* **Your task**
Echo the rows from the line containing "candle-body[interactable] [430,228,431,230]" through the line containing "candle-body[interactable] [205,161,206,170]", inclusive, and nothing else.
+ + + +
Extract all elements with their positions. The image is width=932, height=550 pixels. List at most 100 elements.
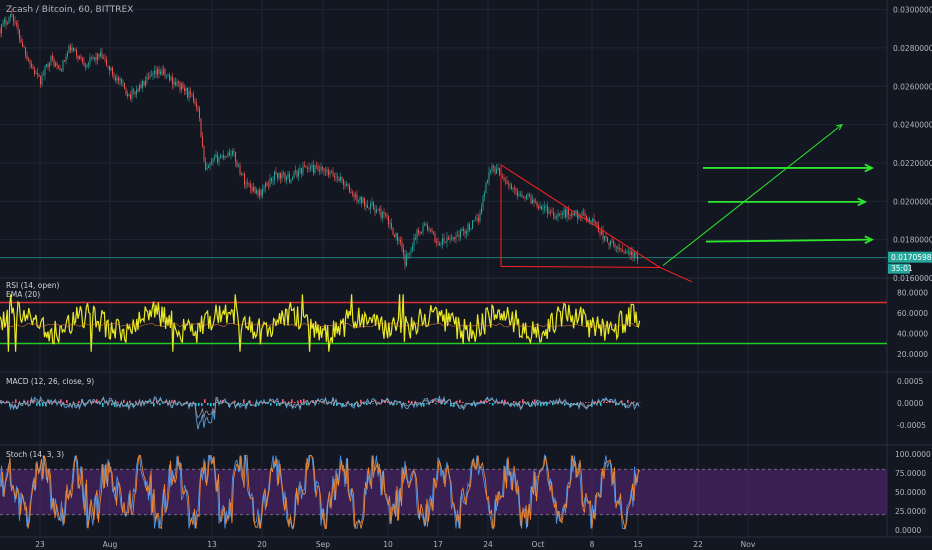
candle-body[interactable] [430,228,431,230]
candle-body[interactable] [533,199,535,203]
candle-body[interactable] [467,224,469,232]
candle-body[interactable] [518,194,520,196]
candle-body[interactable] [46,64,47,66]
candle-body[interactable] [205,161,206,170]
candle-body[interactable] [631,251,632,255]
candle-body[interactable] [469,224,470,229]
candle-body[interactable] [446,237,448,243]
candle-body[interactable] [149,75,151,78]
candle-body[interactable] [611,240,613,242]
candle-body[interactable] [530,196,532,204]
candle-body[interactable] [299,168,301,171]
candle-body[interactable] [415,237,416,239]
candle-body[interactable] [587,218,589,221]
candle-body[interactable] [371,202,373,205]
candle-body[interactable] [166,75,167,76]
candle-body[interactable] [20,39,22,43]
candle-body[interactable] [337,177,338,178]
candle-body[interactable] [359,196,361,201]
candle-body[interactable] [32,66,34,69]
candle-body[interactable] [221,155,223,157]
candle-body[interactable] [311,165,313,168]
candle-body[interactable] [610,240,611,246]
candle-body[interactable] [292,178,293,180]
candle-body[interactable] [152,73,154,76]
candle-body[interactable] [368,208,370,209]
candle-body[interactable] [86,64,88,67]
rsi-pane[interactable] [0,294,887,352]
candle-body[interactable] [343,179,344,186]
candle-body[interactable] [613,241,614,245]
candle-body[interactable] [470,228,472,230]
candle-body[interactable] [163,69,164,75]
candle-body[interactable] [520,194,521,196]
candle-body[interactable] [77,55,79,60]
candle-body[interactable] [5,19,7,25]
candle-body[interactable] [197,107,199,109]
candle-body[interactable] [482,196,484,208]
candle-body[interactable] [155,70,157,75]
candle-body[interactable] [341,176,343,180]
candle-body[interactable] [31,64,32,67]
candle-body[interactable] [505,180,506,182]
candle-body[interactable] [553,212,554,216]
candle-body[interactable] [223,155,224,158]
candle-body[interactable] [487,180,488,183]
candle-body[interactable] [100,52,101,57]
candle-body[interactable] [421,231,422,234]
candle-body[interactable] [0,28,1,34]
candle-body[interactable] [433,231,434,234]
candle-body[interactable] [170,77,172,80]
candle-body[interactable] [296,170,298,177]
candle-body[interactable] [442,238,443,245]
candle-body[interactable] [356,194,358,202]
candle-body[interactable] [481,207,482,214]
candle-body[interactable] [574,212,575,216]
candle-body[interactable] [122,82,124,84]
candle-body[interactable] [269,178,271,187]
candle-body[interactable] [167,74,169,76]
candle-body[interactable] [74,49,76,51]
candle-body[interactable] [541,206,542,210]
candle-body[interactable] [83,62,85,66]
candle-body[interactable] [133,89,134,92]
candle-body[interactable] [619,248,620,250]
candle-body[interactable] [190,91,191,94]
candle-body[interactable] [44,65,46,76]
candle-body[interactable] [560,213,562,215]
candle-body[interactable] [143,80,145,86]
candle-body[interactable] [419,232,421,234]
candle-body[interactable] [497,167,499,170]
candle-body[interactable] [457,234,458,236]
candle-body[interactable] [323,168,325,171]
candle-body[interactable] [101,52,103,59]
macd-pane[interactable] [0,395,641,430]
candle-body[interactable] [349,185,350,192]
candle-body[interactable] [34,68,35,75]
candle-body[interactable] [257,190,259,196]
candle-body[interactable] [616,246,617,248]
candle-body[interactable] [400,239,401,243]
candle-body[interactable] [491,165,493,171]
candle-body[interactable] [443,238,445,243]
candle-body[interactable] [98,53,100,57]
candle-body[interactable] [589,218,590,223]
candle-body[interactable] [488,171,490,181]
stoch-pane[interactable] [0,453,887,531]
candle-body[interactable] [566,209,568,217]
candle-body[interactable] [14,21,16,23]
candle-body[interactable] [22,42,23,47]
candle-body[interactable] [614,244,616,248]
candle-body[interactable] [305,167,307,168]
candle-body[interactable] [479,213,481,222]
candle-body[interactable] [571,213,572,216]
candle-body[interactable] [524,197,526,199]
candle-body[interactable] [344,185,346,187]
candle-body[interactable] [92,57,94,59]
candle-body[interactable] [542,208,544,210]
candle-body[interactable] [313,165,314,173]
candle-body[interactable] [217,154,218,163]
candle-body[interactable] [80,56,82,59]
candle-body[interactable] [509,184,511,186]
candle-body[interactable] [215,154,217,158]
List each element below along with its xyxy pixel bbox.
+ + + +
* **Reply**
candle-body[interactable] [430,228,431,230]
candle-body[interactable] [533,199,535,203]
candle-body[interactable] [467,224,469,232]
candle-body[interactable] [518,194,520,196]
candle-body[interactable] [46,64,47,66]
candle-body[interactable] [205,161,206,170]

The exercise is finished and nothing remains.